▶ RECORDS PROVIDED:
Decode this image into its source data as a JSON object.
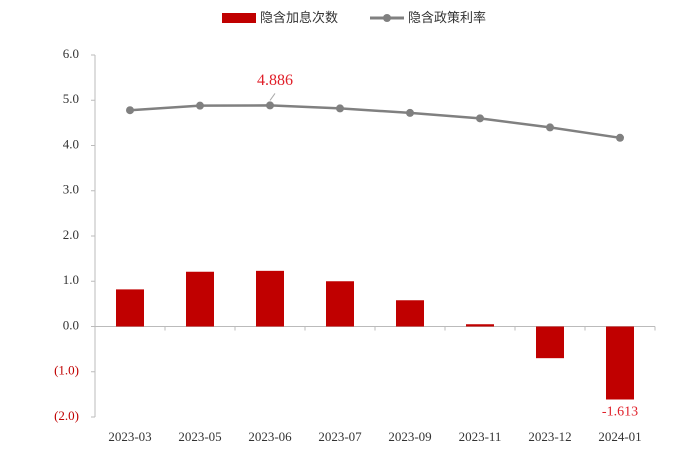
{
  "chart_data": {
    "type": "combo",
    "categories": [
      "2023-03",
      "2023-05",
      "2023-06",
      "2023-07",
      "2023-09",
      "2023-11",
      "2023-12",
      "2024-01"
    ],
    "series": [
      {
        "name": "隐含加息次数",
        "type": "bar",
        "color": "#c00000",
        "values": [
          0.82,
          1.21,
          1.23,
          1.0,
          0.58,
          0.05,
          -0.7,
          -1.613
        ],
        "value_labels": [
          null,
          null,
          null,
          null,
          null,
          null,
          null,
          "-1.613"
        ]
      },
      {
        "name": "隐含政策利率",
        "type": "line",
        "color": "#808080",
        "values": [
          4.78,
          4.88,
          4.886,
          4.82,
          4.72,
          4.6,
          4.4,
          4.17
        ],
        "value_labels": [
          null,
          null,
          "4.886",
          null,
          null,
          null,
          null,
          null
        ]
      }
    ],
    "ylim": [
      -2,
      6
    ],
    "yticks": [
      {
        "value": -2,
        "label": "(2.0)"
      },
      {
        "value": -1,
        "label": "(1.0)"
      },
      {
        "value": 0,
        "label": "0.0"
      },
      {
        "value": 1,
        "label": "1.0"
      },
      {
        "value": 2,
        "label": "2.0"
      },
      {
        "value": 3,
        "label": "3.0"
      },
      {
        "value": 4,
        "label": "4.0"
      },
      {
        "value": 5,
        "label": "5.0"
      },
      {
        "value": 6,
        "label": "6.0"
      }
    ],
    "negative_color": "#c00000",
    "label_color": "#e0202a",
    "grid": false,
    "legend": "top"
  }
}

▶ SET PROBLEM:
Transcribe all of the material exactly, leaving out whatever pictures it contains.

▶ COMPLETE RESPONSE:
Decode this image into its source data as a JSON object.
{
  "chart_data": {
    "type": "combo",
    "categories": [
      "2023-03",
      "2023-05",
      "2023-06",
      "2023-07",
      "2023-09",
      "2023-11",
      "2023-12",
      "2024-01"
    ],
    "series": [
      {
        "name": "隐含加息次数",
        "type": "bar",
        "color": "#c00000",
        "values": [
          0.82,
          1.21,
          1.23,
          1.0,
          0.58,
          0.05,
          -0.7,
          -1.613
        ],
        "value_labels": [
          null,
          null,
          null,
          null,
          null,
          null,
          null,
          "-1.613"
        ]
      },
      {
        "name": "隐含政策利率",
        "type": "line",
        "color": "#808080",
        "values": [
          4.78,
          4.88,
          4.886,
          4.82,
          4.72,
          4.6,
          4.4,
          4.17
        ],
        "value_labels": [
          null,
          null,
          "4.886",
          null,
          null,
          null,
          null,
          null
        ]
      }
    ],
    "ylim": [
      -2,
      6
    ],
    "yticks": [
      {
        "value": -2,
        "label": "(2.0)"
      },
      {
        "value": -1,
        "label": "(1.0)"
      },
      {
        "value": 0,
        "label": "0.0"
      },
      {
        "value": 1,
        "label": "1.0"
      },
      {
        "value": 2,
        "label": "2.0"
      },
      {
        "value": 3,
        "label": "3.0"
      },
      {
        "value": 4,
        "label": "4.0"
      },
      {
        "value": 5,
        "label": "5.0"
      },
      {
        "value": 6,
        "label": "6.0"
      }
    ],
    "negative_color": "#c00000",
    "label_color": "#e0202a",
    "grid": false,
    "legend": "top"
  }
}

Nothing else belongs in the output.